<<<<

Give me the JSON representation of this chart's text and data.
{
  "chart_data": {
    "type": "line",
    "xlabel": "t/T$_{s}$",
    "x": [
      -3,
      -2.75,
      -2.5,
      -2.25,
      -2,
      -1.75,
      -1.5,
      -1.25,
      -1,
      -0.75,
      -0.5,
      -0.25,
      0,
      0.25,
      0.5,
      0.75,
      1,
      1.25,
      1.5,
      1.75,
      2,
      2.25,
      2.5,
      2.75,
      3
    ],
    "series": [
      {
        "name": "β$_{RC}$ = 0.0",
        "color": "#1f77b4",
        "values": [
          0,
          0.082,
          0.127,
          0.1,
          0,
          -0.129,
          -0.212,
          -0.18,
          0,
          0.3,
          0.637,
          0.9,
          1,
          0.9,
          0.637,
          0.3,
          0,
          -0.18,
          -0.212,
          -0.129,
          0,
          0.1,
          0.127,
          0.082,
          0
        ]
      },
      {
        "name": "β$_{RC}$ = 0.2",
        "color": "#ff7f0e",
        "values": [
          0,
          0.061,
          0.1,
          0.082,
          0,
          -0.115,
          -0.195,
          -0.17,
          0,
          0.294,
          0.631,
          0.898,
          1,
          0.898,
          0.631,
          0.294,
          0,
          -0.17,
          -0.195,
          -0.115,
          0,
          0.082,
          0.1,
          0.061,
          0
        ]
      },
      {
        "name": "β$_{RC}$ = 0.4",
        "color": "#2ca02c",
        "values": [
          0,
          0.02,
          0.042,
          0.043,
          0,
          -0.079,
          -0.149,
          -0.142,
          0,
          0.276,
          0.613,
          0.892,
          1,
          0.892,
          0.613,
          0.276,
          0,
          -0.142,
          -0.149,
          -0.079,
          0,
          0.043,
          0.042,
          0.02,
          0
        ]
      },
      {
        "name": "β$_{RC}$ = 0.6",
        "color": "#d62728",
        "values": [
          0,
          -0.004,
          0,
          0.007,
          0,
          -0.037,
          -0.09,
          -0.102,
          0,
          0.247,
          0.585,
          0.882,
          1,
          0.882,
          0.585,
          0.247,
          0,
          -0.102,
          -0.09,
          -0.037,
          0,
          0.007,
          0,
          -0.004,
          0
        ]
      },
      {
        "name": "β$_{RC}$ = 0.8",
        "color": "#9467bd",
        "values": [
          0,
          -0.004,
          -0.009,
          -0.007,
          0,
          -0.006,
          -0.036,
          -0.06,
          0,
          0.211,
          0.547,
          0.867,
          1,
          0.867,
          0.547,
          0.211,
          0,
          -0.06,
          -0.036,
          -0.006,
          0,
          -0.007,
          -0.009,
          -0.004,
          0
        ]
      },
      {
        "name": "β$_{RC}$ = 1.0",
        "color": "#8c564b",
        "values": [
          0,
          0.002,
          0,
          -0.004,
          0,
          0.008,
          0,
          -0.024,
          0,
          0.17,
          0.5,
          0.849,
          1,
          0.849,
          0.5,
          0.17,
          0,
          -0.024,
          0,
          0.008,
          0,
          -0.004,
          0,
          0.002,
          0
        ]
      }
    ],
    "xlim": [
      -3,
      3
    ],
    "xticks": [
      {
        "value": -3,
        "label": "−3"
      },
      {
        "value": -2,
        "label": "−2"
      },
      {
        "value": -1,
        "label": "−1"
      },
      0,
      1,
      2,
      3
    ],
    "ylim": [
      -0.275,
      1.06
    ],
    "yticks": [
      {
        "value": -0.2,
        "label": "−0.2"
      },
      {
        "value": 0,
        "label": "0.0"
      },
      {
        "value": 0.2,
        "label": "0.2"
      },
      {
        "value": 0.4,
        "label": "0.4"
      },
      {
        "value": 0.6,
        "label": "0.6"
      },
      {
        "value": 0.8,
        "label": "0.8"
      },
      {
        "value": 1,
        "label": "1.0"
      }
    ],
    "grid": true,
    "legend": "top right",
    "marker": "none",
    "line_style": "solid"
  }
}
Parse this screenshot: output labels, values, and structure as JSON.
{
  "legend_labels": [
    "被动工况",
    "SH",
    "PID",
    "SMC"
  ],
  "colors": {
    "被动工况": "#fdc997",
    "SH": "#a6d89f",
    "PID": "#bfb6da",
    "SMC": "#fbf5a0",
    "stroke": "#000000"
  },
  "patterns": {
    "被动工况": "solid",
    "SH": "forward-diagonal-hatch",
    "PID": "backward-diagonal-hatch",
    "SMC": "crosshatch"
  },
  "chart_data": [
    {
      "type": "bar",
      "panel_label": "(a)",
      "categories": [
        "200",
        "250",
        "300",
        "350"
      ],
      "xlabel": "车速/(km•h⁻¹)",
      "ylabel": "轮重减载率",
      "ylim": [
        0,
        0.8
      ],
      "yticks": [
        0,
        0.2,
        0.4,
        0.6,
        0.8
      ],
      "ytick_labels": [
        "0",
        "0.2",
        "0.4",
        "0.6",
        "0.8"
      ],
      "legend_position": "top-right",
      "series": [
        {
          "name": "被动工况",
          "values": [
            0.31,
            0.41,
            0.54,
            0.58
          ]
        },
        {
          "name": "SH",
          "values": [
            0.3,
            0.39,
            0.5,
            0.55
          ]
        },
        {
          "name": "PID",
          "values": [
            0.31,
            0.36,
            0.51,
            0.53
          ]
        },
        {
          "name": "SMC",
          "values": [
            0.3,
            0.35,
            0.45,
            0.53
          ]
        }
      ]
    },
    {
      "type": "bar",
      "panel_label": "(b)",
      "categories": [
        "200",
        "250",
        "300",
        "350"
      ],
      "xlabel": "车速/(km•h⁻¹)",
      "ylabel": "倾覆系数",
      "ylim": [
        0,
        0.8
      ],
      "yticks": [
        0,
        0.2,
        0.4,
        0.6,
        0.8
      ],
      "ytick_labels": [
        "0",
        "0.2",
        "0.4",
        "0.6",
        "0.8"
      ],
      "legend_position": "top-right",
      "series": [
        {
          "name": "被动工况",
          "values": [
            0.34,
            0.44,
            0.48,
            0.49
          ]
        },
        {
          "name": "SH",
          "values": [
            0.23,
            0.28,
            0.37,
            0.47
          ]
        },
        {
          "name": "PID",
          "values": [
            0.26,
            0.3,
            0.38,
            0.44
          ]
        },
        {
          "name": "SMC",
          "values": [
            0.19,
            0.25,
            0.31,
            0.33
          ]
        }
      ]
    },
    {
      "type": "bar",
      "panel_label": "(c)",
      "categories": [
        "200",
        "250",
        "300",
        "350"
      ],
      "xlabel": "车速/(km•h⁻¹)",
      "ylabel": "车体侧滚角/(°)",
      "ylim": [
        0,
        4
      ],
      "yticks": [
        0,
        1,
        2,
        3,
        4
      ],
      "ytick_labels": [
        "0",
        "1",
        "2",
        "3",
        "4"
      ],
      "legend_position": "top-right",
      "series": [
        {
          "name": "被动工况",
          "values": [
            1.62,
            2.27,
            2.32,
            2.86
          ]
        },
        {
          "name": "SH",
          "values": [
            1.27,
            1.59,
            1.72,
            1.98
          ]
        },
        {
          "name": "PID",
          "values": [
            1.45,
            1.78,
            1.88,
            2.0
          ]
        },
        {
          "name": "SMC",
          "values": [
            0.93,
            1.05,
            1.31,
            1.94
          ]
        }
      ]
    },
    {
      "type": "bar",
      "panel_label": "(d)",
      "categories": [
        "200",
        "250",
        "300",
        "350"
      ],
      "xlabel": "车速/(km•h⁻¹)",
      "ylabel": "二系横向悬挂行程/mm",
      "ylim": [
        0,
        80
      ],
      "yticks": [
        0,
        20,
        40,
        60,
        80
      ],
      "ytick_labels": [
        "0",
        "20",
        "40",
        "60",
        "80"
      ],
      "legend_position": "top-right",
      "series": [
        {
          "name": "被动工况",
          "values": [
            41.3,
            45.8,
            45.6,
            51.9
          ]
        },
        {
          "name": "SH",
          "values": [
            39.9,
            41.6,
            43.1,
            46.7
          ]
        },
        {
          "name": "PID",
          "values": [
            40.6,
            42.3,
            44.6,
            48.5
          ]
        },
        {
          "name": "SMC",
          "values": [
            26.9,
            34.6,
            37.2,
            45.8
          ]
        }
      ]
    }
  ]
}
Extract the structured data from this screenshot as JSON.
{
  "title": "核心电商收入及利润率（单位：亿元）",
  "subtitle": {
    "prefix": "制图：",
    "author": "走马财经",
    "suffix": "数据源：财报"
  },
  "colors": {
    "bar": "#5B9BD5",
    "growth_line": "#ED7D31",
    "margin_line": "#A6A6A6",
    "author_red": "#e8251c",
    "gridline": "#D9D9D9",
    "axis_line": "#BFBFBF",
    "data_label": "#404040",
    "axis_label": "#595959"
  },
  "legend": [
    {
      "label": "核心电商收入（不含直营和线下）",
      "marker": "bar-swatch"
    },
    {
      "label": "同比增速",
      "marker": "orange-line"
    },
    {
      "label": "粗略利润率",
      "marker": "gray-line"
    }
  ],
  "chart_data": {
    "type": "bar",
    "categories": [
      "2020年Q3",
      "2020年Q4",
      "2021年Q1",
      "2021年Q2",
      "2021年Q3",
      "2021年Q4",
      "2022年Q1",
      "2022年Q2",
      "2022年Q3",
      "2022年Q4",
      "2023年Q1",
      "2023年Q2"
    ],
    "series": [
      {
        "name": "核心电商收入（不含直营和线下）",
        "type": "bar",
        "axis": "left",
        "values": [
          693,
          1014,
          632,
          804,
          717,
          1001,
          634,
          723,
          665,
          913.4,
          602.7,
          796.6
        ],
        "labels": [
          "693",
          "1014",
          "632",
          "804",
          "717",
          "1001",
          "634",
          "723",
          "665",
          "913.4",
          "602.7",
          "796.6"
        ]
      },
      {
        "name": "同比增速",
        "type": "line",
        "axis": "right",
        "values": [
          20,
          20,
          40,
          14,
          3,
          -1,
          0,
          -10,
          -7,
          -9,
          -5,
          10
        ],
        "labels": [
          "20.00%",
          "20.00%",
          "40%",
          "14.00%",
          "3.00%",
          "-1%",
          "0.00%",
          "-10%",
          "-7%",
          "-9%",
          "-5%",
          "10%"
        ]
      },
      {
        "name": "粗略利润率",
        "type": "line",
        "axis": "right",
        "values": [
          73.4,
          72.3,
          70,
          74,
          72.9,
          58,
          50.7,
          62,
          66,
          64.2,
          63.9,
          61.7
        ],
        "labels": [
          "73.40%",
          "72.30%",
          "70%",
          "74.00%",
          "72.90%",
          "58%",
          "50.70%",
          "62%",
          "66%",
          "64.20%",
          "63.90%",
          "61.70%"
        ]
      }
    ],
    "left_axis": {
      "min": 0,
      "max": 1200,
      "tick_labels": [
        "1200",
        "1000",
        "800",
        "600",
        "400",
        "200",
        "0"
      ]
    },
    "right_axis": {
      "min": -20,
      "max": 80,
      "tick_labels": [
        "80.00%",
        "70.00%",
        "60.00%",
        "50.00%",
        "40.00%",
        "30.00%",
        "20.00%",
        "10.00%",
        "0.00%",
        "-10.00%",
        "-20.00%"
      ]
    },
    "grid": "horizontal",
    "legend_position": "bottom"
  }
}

>>>>

What is expected:
Scan the material line by line and report each one that contains "this".

Problem solution:
Give me the JSON representation of this chart's text and data.
Parse this screenshot: output labels, values, and structure as JSON.
Extract the structured data from this screenshot as JSON.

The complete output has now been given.